* [AUFGABENDETAILS]:
Beantworte diese Fragen zum Dokumentauszug:
1. Wer hat den Text verfasst, und an welchem Datum?
2. Von wem stammt das Bilderbuch „Die besten Beerdigungen der Welt“?
3. Welcher Anteil der Glühbirnen im „Himmel“ brennt am Anfang?

* [DOKUMENTAUSZUG]:
^^^^^^^^^^^^^^^^

Foto: Das Ensemble spielt (v.l. Burkhard Finckh, Lisa Bräuniger, Christoph Müller) © MINZ & KUNSTphotographs
Text:Manfred Jahnke, am 25. Februar 2019
Was für ein Spielzimmer! Eine Dachbodenkammer, vielleicht mit einer großen Hobelbank auf der linken Seite, auf der rechten steht vorne eine große Kiste, mit Kunstrasen drauf, dahinter gestapelte alte Koffer. Bühnenbildner Bernhard Ott spart nicht an liebevollen Details, von einem alten verrosteten Dreirad über die Hobelspäne auf der Bank bis zu einem kleinen Gestell mit vertrockneten Pflanzen. Nun fordert „Die besten Beerdigungen der Welt“, ein humorvolles Bilderbuch des Schweden Ulf Nilsson über das Sterben, allerdings auch eine Fülle an Requisiten: Kästchen in verschiedener Größe, Holzbretter, Farbsprays und viele andere Kleinigkeiten. All das bringt Ott in versteckten Kisten oder auf dem Hobeltisch unter. Darüber wölbt sich ein „Himmel“ aus lauter Glühbirnen, von denen am Anfang aber nur die Hälfte brennt.

^^^^^^^^^^^^^^^^

* [DATENAUSZUG]:
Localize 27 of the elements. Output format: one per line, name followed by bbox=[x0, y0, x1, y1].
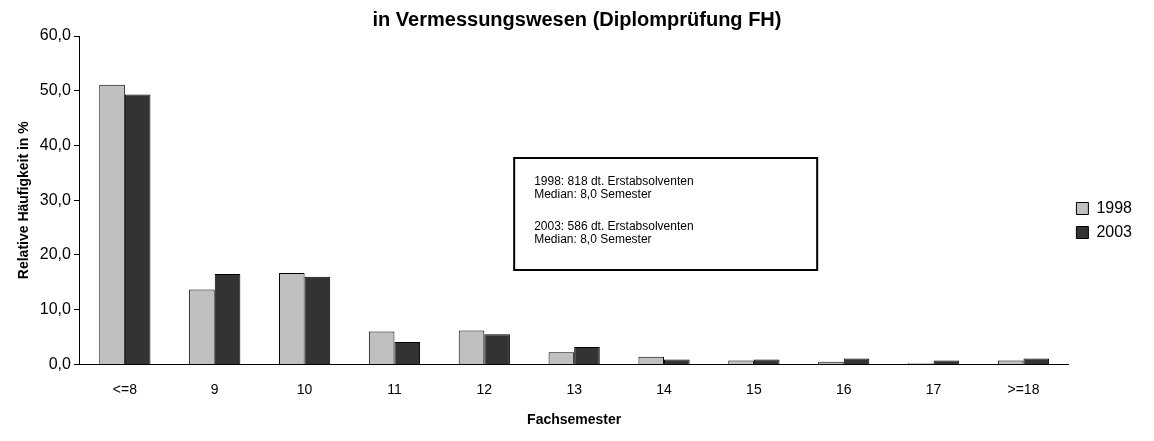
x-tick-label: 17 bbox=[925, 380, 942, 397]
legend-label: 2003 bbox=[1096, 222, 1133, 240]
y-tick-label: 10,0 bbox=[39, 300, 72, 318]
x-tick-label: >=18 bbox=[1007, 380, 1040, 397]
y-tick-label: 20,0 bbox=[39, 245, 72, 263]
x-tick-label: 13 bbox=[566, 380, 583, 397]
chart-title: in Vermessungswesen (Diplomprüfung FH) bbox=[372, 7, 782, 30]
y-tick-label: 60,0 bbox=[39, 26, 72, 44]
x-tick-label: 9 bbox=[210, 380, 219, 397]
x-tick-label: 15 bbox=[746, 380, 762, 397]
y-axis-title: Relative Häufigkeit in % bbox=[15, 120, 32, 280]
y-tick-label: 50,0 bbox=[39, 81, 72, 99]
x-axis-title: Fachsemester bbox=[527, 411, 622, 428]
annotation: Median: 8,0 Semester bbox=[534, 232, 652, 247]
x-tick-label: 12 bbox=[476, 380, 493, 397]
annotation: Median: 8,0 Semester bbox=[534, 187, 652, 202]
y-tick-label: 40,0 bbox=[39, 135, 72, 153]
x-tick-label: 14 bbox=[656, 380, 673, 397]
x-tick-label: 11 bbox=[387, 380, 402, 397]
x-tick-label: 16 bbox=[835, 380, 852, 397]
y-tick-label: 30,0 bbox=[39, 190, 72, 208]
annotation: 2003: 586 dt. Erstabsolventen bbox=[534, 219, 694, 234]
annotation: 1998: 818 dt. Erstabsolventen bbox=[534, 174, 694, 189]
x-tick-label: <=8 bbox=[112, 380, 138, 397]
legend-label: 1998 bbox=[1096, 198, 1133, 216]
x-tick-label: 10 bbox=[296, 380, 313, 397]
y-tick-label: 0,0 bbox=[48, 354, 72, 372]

^^^^^^^^^^^^^^^^

* [ANTWORT ZUR AUFGABE]:
1. Manfred Jahnke, am 25. Februar 2019.
2. Von dem Schweden Ulf Nilsson.
3. Die Hälfte.